◆ TASK DETAILS ◆
Find the word "专用材料及一般设备购置费" in the data. Return every line where it appears.

****************

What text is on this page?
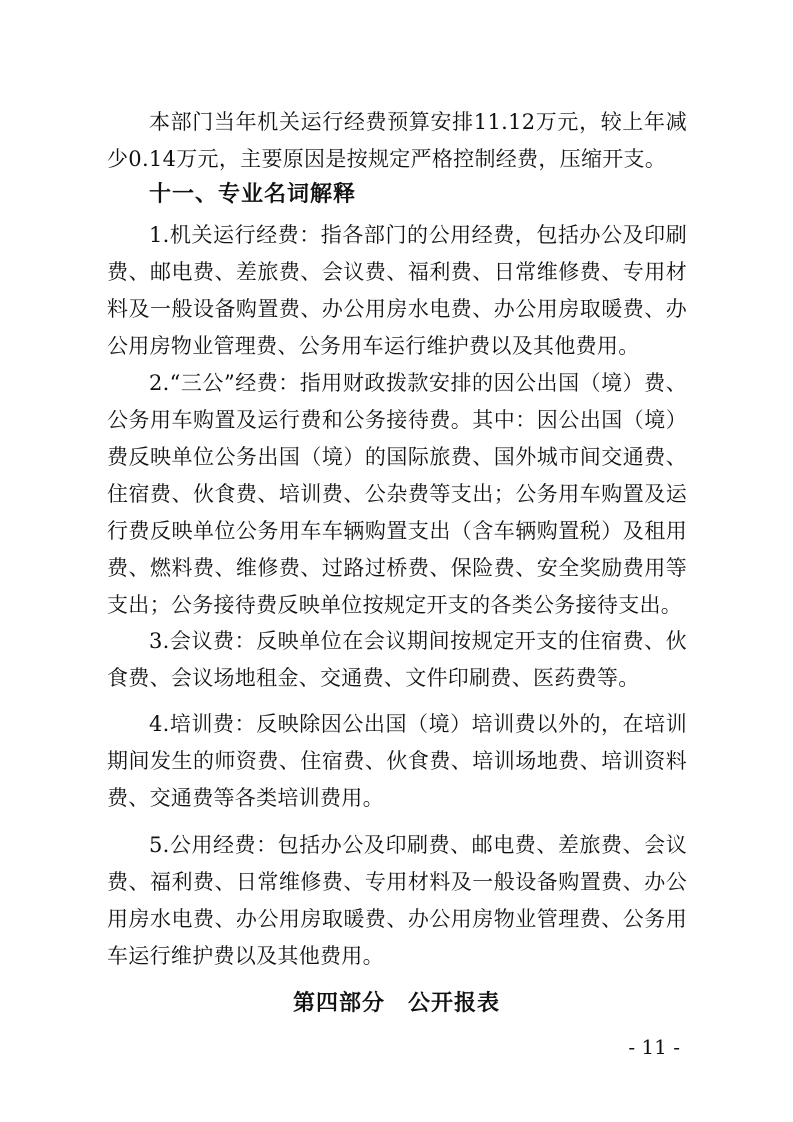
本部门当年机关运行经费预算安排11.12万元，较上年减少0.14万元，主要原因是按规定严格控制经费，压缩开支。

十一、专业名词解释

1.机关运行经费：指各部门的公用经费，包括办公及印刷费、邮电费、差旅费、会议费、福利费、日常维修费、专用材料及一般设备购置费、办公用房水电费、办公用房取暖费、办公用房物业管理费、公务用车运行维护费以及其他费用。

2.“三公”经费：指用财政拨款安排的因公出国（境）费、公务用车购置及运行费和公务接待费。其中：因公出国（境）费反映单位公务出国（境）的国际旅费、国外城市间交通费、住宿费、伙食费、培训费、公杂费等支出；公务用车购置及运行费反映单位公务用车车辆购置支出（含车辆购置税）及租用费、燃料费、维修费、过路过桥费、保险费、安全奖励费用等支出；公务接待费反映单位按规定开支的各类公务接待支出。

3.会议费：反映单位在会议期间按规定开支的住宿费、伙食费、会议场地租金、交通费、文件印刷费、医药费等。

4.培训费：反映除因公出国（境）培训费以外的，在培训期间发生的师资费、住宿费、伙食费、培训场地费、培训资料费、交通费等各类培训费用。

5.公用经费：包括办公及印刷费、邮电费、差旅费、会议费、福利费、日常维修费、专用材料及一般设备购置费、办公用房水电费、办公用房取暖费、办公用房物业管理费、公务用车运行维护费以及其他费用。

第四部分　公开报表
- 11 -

****************

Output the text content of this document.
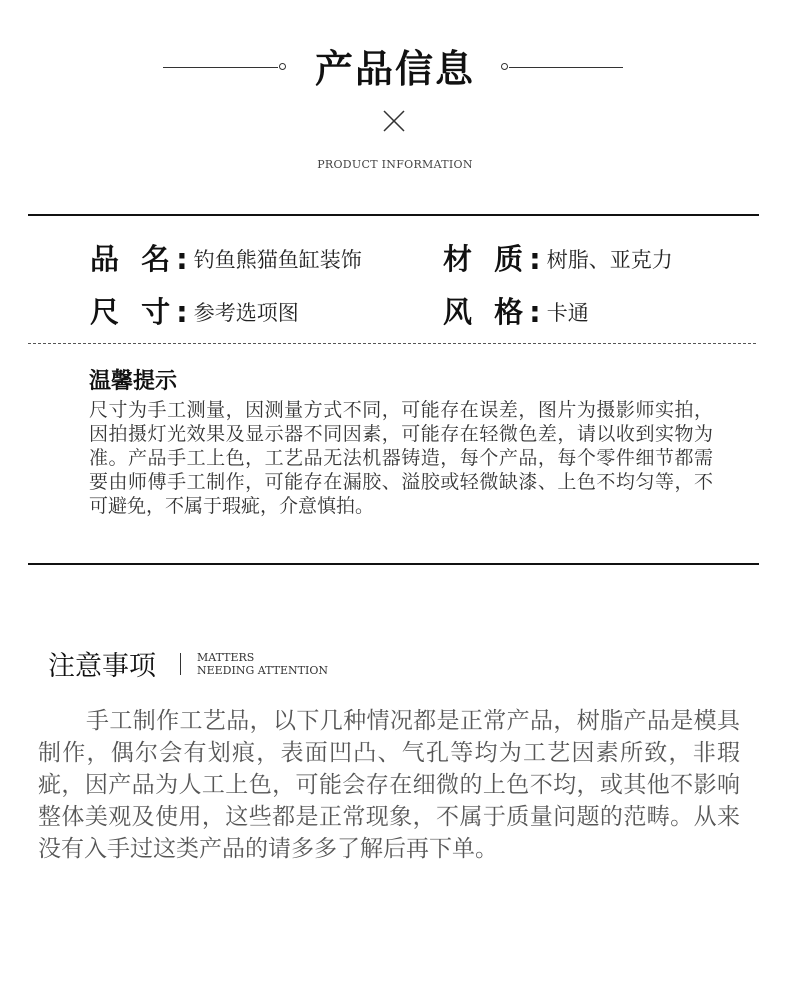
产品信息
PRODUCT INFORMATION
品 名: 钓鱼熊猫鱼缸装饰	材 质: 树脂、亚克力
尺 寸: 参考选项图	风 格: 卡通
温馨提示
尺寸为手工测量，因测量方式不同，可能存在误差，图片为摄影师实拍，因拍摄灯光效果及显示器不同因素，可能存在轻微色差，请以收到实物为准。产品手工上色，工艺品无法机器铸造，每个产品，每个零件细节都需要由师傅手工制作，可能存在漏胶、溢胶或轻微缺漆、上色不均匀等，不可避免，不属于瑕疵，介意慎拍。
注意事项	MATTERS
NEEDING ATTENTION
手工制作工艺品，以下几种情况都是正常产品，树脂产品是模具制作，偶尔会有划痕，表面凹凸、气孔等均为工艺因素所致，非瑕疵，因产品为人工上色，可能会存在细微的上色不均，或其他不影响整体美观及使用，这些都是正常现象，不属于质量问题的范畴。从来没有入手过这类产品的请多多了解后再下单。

****************

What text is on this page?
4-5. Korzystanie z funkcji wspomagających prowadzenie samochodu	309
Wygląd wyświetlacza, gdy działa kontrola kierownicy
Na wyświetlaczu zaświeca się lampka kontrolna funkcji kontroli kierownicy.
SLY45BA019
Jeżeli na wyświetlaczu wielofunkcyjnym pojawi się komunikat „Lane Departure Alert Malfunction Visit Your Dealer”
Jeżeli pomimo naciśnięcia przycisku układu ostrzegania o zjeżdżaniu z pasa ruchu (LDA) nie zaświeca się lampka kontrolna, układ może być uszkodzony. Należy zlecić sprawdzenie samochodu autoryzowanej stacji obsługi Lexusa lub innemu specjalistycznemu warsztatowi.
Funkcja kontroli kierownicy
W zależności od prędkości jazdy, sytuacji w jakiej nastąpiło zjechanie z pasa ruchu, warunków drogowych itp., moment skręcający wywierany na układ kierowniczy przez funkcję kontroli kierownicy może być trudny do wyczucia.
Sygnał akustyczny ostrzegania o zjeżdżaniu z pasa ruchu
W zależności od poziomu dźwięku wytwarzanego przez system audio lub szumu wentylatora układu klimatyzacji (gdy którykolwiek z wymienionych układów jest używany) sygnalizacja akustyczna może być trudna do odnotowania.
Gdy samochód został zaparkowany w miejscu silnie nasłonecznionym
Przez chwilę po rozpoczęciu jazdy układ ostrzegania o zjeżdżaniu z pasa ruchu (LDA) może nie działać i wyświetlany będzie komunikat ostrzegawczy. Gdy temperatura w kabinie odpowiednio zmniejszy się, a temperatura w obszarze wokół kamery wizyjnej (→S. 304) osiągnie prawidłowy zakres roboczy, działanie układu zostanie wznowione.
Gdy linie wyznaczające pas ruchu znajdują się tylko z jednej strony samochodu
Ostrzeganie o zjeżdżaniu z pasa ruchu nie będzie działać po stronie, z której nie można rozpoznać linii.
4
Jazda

****************

◆ RESPONSE TO THE EXERCISE ◆
1.机关运行经费：指各部门的公用经费，包括办公及印刷费、邮电费、差旅费、会议费、福利费、日常维修费、专用材料及一般设备购置费、办公用房水电费、办公用房取暖费、办公用房物业管理费、公务用车运行维护费以及其他费用。
5.公用经费：包括办公及印刷费、邮电费、差旅费、会议费、福利费、日常维修费、专用材料及一般设备购置费、办公用房水电费、办公用房取暖费、办公用房物业管理费、公务用车运行维护费以及其他费用。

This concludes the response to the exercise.